Present the records from the start through the line that contains "card-content-1: Aug 14, 2024" as a Markdown table with the columns Row and Record line, numbering each row and omitting blank lines.

=======

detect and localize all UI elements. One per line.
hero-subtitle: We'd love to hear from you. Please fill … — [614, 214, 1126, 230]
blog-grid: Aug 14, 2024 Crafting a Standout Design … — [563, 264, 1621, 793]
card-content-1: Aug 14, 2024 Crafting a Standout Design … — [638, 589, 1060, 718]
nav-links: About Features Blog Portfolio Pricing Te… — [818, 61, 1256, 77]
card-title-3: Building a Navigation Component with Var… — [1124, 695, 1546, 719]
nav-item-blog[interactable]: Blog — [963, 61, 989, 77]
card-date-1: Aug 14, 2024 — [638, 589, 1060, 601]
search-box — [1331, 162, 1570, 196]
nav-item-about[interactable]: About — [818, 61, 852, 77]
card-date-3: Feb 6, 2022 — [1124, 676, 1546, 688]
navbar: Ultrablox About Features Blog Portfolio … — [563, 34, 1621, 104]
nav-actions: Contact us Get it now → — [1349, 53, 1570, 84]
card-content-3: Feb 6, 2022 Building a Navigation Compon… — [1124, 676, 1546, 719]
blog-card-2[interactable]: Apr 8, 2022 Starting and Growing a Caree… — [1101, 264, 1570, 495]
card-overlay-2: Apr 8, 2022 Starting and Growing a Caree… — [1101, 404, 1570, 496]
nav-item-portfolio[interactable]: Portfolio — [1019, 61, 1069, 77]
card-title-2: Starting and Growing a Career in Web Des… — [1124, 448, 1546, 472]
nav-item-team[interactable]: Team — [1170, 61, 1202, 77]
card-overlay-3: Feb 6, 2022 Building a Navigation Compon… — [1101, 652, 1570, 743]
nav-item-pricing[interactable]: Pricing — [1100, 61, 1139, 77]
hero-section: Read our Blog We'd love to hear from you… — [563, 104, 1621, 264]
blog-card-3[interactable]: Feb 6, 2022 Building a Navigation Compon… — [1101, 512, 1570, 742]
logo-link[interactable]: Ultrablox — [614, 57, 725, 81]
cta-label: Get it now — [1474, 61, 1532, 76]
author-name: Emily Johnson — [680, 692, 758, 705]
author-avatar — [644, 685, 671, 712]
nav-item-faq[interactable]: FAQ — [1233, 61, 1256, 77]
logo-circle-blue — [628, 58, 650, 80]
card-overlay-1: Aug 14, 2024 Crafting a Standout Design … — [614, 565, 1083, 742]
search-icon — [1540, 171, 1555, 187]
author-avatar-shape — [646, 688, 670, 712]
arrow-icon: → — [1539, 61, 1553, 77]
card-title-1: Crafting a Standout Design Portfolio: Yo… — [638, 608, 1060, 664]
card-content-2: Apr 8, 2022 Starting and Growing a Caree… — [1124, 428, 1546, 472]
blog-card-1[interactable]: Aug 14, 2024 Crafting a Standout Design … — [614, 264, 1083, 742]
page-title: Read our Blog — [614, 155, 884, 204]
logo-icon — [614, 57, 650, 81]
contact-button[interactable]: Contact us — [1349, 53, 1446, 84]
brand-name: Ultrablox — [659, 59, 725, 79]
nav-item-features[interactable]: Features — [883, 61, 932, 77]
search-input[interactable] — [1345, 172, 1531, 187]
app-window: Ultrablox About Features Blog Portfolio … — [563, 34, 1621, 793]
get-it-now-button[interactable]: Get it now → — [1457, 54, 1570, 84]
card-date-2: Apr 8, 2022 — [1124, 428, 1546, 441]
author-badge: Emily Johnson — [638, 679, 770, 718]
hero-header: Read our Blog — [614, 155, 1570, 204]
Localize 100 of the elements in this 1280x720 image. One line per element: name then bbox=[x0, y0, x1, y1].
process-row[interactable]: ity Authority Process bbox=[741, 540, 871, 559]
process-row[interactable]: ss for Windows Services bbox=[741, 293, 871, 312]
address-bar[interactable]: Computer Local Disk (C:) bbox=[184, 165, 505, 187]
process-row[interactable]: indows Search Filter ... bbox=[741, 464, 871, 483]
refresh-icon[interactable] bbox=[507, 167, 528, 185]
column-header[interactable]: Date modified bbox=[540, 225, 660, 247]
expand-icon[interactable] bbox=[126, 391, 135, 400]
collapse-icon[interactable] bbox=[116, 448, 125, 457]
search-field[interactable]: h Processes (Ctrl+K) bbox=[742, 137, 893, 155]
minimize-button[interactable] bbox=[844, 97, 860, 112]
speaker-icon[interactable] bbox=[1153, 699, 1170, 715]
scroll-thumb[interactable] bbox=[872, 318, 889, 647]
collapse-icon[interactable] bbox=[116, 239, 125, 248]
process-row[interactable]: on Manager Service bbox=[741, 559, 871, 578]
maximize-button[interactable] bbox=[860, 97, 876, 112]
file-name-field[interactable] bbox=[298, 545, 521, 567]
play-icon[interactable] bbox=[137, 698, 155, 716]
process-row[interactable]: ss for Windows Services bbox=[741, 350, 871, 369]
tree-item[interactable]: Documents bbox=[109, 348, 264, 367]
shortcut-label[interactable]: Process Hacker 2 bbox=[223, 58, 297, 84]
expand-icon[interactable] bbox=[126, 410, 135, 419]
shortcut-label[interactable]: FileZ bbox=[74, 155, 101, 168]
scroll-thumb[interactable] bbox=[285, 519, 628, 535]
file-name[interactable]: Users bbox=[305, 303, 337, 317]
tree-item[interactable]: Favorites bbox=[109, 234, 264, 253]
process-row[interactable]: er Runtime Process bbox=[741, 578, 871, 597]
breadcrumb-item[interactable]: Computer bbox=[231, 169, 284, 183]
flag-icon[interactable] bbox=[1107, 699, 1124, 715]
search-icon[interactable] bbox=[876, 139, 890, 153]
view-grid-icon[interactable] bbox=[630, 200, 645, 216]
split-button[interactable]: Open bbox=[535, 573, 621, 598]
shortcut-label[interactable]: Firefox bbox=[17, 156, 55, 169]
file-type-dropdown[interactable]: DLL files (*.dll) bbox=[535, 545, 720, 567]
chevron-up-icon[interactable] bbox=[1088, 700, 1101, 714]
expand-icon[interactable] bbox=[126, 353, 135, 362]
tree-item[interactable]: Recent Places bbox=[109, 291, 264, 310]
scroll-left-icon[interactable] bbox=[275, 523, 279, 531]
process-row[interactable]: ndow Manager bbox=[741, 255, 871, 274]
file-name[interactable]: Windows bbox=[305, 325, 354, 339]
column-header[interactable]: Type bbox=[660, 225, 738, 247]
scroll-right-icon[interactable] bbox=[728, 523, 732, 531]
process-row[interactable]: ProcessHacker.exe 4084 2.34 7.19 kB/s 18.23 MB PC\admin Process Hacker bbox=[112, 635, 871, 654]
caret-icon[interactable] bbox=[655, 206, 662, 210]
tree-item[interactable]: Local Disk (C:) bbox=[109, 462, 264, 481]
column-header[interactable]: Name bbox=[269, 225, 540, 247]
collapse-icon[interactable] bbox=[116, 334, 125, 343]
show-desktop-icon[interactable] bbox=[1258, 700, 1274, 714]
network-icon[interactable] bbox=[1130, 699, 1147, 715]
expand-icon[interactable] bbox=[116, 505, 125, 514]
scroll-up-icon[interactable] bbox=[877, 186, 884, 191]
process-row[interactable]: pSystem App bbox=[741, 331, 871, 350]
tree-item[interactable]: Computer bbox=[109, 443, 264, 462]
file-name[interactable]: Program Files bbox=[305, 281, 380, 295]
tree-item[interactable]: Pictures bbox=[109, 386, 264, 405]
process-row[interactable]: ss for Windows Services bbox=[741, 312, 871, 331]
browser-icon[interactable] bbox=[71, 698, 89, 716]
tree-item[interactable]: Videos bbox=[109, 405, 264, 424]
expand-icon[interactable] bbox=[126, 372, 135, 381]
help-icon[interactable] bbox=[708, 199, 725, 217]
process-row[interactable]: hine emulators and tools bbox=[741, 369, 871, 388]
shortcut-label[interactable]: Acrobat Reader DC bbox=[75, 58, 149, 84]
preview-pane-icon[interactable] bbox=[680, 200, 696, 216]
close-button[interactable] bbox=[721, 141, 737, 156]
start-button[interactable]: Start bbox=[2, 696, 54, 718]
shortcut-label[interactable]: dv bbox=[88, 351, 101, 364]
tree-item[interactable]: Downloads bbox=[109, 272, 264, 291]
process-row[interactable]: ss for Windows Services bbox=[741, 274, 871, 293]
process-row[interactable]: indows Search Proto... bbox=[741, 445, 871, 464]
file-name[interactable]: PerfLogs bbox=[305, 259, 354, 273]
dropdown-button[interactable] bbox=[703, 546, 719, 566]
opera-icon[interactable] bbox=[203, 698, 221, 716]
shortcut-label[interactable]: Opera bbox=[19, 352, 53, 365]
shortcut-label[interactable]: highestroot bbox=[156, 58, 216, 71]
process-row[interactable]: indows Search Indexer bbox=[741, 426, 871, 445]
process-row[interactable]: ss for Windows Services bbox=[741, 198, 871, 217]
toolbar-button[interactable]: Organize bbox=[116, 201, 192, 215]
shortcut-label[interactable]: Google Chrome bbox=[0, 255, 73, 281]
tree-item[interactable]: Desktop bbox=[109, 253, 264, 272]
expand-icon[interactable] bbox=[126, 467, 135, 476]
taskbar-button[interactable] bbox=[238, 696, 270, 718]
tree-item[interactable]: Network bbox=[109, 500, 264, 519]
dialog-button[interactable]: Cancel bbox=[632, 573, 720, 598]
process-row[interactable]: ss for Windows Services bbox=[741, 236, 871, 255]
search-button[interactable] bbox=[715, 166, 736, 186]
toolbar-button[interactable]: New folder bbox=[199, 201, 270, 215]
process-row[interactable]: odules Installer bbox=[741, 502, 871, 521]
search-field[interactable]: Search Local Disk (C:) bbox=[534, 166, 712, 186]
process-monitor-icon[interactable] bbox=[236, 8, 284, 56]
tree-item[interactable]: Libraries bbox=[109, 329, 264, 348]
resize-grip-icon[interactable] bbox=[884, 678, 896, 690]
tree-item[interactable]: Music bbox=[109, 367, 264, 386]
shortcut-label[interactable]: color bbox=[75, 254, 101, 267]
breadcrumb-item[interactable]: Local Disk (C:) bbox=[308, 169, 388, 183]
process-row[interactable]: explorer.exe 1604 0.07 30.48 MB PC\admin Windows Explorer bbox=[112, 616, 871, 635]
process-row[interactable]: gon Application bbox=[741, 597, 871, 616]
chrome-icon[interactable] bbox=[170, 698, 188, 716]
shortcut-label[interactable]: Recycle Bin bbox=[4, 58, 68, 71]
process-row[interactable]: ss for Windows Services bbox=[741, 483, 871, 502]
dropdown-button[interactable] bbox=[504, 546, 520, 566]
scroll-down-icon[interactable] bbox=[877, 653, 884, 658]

=======

• **Output of the exercise**
| Row | Record line |
|---|---|
| 1 | detect and localize all UI elements. One per line. |
| 2 | hero-subtitle: We'd love to hear from you. Please fill … — [614, 214, 1126, 230] |
| 3 | blog-grid: Aug 14, 2024 Crafting a Standout Design … — [563, 264, 1621, 793] |
| 4 | card-content-1: Aug 14, 2024 Crafting a Standout Design … — [638, 589, 1060, 718] |